**DIRECTIONS FOR THIS TASK**
Write out the entries, please, from the line containing "Give me a plain-text" through their final line, exactly and with nothing else.

A run of records:
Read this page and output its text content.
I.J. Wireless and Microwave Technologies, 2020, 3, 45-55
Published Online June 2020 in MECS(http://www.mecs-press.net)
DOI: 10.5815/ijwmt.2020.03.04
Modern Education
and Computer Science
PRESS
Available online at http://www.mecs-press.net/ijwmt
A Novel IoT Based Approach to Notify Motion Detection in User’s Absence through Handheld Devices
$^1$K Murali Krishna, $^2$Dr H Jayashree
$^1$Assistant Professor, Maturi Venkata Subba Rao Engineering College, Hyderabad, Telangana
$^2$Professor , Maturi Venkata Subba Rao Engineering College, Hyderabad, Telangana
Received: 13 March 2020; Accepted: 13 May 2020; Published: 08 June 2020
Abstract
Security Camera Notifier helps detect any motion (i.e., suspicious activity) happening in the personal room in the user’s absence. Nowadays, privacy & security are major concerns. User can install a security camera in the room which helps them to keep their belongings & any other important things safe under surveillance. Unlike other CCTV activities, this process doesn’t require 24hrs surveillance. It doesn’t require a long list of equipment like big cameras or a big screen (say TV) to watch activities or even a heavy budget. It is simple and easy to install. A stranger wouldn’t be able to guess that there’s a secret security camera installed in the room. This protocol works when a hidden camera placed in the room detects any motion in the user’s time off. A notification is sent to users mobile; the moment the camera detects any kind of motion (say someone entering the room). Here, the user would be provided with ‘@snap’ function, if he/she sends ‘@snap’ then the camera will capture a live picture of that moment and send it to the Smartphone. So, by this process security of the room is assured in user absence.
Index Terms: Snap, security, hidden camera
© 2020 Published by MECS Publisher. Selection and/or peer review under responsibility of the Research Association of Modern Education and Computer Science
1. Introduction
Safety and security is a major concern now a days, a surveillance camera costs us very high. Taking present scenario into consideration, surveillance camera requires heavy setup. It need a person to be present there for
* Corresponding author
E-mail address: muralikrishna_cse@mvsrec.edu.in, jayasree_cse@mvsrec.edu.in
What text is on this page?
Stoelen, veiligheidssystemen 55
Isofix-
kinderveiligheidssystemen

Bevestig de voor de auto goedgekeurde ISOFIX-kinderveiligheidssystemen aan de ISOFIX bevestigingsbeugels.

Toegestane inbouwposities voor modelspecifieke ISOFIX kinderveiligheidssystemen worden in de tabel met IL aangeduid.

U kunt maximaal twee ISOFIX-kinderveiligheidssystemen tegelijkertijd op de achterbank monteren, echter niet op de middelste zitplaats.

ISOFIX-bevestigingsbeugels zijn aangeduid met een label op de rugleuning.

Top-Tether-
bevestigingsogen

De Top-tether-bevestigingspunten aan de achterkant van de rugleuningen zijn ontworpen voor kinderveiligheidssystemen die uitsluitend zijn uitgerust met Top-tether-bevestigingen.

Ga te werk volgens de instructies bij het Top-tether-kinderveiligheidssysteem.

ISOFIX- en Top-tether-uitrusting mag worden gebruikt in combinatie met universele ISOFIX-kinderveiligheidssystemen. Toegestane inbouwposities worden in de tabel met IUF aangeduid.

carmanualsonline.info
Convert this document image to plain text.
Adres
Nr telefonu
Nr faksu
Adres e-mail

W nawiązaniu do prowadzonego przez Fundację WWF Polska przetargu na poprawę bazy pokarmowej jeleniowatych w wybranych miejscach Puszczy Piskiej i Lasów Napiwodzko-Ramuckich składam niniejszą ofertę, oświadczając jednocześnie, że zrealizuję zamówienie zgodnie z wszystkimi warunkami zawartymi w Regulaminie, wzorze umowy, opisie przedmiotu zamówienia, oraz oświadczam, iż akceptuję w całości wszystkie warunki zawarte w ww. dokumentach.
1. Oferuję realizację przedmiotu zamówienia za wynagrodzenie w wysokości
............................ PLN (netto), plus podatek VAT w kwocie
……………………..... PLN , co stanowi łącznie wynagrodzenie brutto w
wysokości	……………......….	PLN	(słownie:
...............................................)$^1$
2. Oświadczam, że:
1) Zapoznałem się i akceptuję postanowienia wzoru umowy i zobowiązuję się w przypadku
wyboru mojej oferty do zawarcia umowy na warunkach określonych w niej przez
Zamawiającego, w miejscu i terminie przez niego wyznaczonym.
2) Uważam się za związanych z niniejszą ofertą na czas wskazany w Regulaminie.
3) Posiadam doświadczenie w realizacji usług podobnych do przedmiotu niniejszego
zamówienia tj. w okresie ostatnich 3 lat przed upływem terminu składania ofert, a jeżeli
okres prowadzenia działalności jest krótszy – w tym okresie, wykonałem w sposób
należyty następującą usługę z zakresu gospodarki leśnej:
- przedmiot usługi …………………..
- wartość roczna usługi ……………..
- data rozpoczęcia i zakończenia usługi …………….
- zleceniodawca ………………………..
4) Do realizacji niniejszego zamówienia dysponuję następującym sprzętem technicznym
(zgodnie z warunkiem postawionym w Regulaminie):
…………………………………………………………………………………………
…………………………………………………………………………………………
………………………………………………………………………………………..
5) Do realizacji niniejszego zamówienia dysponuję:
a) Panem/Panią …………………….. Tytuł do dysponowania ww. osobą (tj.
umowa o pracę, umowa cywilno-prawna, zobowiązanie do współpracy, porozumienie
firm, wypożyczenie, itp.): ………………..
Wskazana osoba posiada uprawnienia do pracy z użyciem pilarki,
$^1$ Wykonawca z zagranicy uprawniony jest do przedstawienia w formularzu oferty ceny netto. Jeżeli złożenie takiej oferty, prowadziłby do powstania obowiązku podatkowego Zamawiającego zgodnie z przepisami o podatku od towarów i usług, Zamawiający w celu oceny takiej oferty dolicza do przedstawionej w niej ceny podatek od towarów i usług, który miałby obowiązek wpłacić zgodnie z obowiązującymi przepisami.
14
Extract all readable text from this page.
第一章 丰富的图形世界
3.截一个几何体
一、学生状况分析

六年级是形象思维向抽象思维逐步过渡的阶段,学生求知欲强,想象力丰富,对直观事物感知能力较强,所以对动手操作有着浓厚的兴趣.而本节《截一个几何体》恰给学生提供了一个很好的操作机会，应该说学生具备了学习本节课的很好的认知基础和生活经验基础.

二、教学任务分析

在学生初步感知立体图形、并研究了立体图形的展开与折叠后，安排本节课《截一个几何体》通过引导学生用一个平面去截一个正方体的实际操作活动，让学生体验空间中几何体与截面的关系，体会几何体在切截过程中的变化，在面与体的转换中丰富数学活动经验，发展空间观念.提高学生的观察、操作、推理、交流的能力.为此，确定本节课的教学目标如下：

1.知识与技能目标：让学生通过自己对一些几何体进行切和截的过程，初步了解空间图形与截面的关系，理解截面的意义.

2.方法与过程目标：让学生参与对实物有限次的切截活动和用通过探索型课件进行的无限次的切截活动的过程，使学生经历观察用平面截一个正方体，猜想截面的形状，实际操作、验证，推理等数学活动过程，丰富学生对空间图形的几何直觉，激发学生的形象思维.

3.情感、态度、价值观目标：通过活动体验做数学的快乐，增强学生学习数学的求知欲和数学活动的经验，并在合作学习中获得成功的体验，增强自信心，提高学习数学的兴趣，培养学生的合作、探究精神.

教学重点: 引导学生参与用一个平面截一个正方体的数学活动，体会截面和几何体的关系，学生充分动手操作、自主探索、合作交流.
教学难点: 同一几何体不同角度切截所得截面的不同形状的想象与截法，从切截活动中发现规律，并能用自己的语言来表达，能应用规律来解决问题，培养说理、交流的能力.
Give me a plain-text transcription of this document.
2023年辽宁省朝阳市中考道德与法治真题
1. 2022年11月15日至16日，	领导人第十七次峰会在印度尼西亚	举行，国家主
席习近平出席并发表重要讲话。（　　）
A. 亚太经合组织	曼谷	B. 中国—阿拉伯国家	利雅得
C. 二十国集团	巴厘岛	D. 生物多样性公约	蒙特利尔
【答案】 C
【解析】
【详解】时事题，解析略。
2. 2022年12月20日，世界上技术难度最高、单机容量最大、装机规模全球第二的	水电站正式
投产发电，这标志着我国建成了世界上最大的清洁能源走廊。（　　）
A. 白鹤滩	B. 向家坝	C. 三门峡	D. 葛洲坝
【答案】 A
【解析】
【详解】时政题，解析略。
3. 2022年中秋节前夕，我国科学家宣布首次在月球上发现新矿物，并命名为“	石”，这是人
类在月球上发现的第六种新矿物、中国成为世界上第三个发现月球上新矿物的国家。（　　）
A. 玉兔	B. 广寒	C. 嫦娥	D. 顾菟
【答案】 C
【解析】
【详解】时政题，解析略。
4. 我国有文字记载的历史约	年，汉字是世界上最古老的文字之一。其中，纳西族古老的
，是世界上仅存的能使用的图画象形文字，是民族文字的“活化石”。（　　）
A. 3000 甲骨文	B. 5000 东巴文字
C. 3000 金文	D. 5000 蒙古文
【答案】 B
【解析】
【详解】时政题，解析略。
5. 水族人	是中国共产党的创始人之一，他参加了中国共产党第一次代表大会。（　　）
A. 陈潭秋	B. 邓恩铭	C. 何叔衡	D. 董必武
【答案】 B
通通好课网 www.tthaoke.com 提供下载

**WRITTEN SOLUTION**
Give me a plain-text transcription of this document.
2023年辽宁省朝阳市中考道德与法治真题
1. 2022年11月15日至16日，	领导人第十七次峰会在印度尼西亚	举行，国家主
席习近平出席并发表重要讲话。（　　）
A. 亚太经合组织	曼谷	B. 中国—阿拉伯国家	利雅得
C. 二十国集团	巴厘岛	D. 生物多样性公约	蒙特利尔
【答案】 C
【解析】
【详解】时事题，解析略。
2. 2022年12月20日，世界上技术难度最高、单机容量最大、装机规模全球第二的	水电站正式
投产发电，这标志着我国建成了世界上最大的清洁能源走廊。（　　）
A. 白鹤滩	B. 向家坝	C. 三门峡	D. 葛洲坝
【答案】 A
【解析】
【详解】时政题，解析略。
3. 2022年中秋节前夕，我国科学家宣布首次在月球上发现新矿物，并命名为“	石”，这是人
类在月球上发现的第六种新矿物、中国成为世界上第三个发现月球上新矿物的国家。（　　）
A. 玉兔	B. 广寒	C. 嫦娥	D. 顾菟
【答案】 C
【解析】
【详解】时政题，解析略。
4. 我国有文字记载的历史约	年，汉字是世界上最古老的文字之一。其中，纳西族古老的
，是世界上仅存的能使用的图画象形文字，是民族文字的“活化石”。（　　）
A. 3000 甲骨文	B. 5000 东巴文字
C. 3000 金文	D. 5000 蒙古文
【答案】 B
【解析】
【详解】时政题，解析略。
5. 水族人	是中国共产党的创始人之一，他参加了中国共产党第一次代表大会。（　　）
A. 陈潭秋	B. 邓恩铭	C. 何叔衡	D. 董必武
【答案】 B
通通好课网 www.tthaoke.com 提供下载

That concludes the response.